● **TASK GOAL**:
Would you extract the whole listing below and retype it exactly?

● **AVAILABLE DATA**:
========================================
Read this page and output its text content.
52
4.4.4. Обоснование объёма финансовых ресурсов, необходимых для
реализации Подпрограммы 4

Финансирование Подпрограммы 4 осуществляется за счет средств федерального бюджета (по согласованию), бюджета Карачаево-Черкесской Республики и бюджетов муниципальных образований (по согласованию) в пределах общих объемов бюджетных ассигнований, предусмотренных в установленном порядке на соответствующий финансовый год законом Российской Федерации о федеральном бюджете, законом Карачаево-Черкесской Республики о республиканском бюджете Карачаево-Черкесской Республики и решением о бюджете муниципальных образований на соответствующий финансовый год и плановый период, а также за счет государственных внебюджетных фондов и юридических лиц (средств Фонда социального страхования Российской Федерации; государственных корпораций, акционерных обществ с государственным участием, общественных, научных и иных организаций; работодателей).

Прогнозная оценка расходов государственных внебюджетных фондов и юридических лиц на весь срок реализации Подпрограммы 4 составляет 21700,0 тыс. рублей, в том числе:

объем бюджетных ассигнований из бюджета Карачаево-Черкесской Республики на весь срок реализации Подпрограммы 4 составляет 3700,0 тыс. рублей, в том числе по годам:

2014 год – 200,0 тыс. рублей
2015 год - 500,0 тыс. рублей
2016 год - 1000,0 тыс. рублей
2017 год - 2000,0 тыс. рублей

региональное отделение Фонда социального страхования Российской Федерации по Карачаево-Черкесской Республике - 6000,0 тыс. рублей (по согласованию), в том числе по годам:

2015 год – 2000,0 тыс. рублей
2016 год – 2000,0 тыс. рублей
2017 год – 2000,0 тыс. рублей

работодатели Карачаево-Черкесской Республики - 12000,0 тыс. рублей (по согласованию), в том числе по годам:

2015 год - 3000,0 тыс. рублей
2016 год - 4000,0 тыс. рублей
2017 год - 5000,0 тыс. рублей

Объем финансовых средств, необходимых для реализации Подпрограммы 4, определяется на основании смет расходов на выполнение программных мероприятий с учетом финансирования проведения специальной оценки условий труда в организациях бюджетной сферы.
========================================
● **RESPONSE BELOW**:
Read this page and output its text content.
52
4.4.4. Обоснование объёма финансовых ресурсов, необходимых для
реализации Подпрограммы 4

Финансирование Подпрограммы 4 осуществляется за счет средств федерального бюджета (по согласованию), бюджета Карачаево-Черкесской Республики и бюджетов муниципальных образований (по согласованию) в пределах общих объемов бюджетных ассигнований, предусмотренных в установленном порядке на соответствующий финансовый год законом Российской Федерации о федеральном бюджете, законом Карачаево-Черкесской Республики о республиканском бюджете Карачаево-Черкесской Республики и решением о бюджете муниципальных образований на соответствующий финансовый год и плановый период, а также за счет государственных внебюджетных фондов и юридических лиц (средств Фонда социального страхования Российской Федерации; государственных корпораций, акционерных обществ с государственным участием, общественных, научных и иных организаций; работодателей).

Прогнозная оценка расходов государственных внебюджетных фондов и юридических лиц на весь срок реализации Подпрограммы 4 составляет 21700,0 тыс. рублей, в том числе:

объем бюджетных ассигнований из бюджета Карачаево-Черкесской Республики на весь срок реализации Подпрограммы 4 составляет 3700,0 тыс. рублей, в том числе по годам:

2014 год – 200,0 тыс. рублей
2015 год - 500,0 тыс. рублей
2016 год - 1000,0 тыс. рублей
2017 год - 2000,0 тыс. рублей

региональное отделение Фонда социального страхования Российской Федерации по Карачаево-Черкесской Республике - 6000,0 тыс. рублей (по согласованию), в том числе по годам:

2015 год – 2000,0 тыс. рублей
2016 год – 2000,0 тыс. рублей
2017 год – 2000,0 тыс. рублей

работодатели Карачаево-Черкесской Республики - 12000,0 тыс. рублей (по согласованию), в том числе по годам:

2015 год - 3000,0 тыс. рублей
2016 год - 4000,0 тыс. рублей
2017 год - 5000,0 тыс. рублей

Объем финансовых средств, необходимых для реализации Подпрограммы 4, определяется на основании смет расходов на выполнение программных мероприятий с учетом финансирования проведения специальной оценки условий труда в организациях бюджетной сферы.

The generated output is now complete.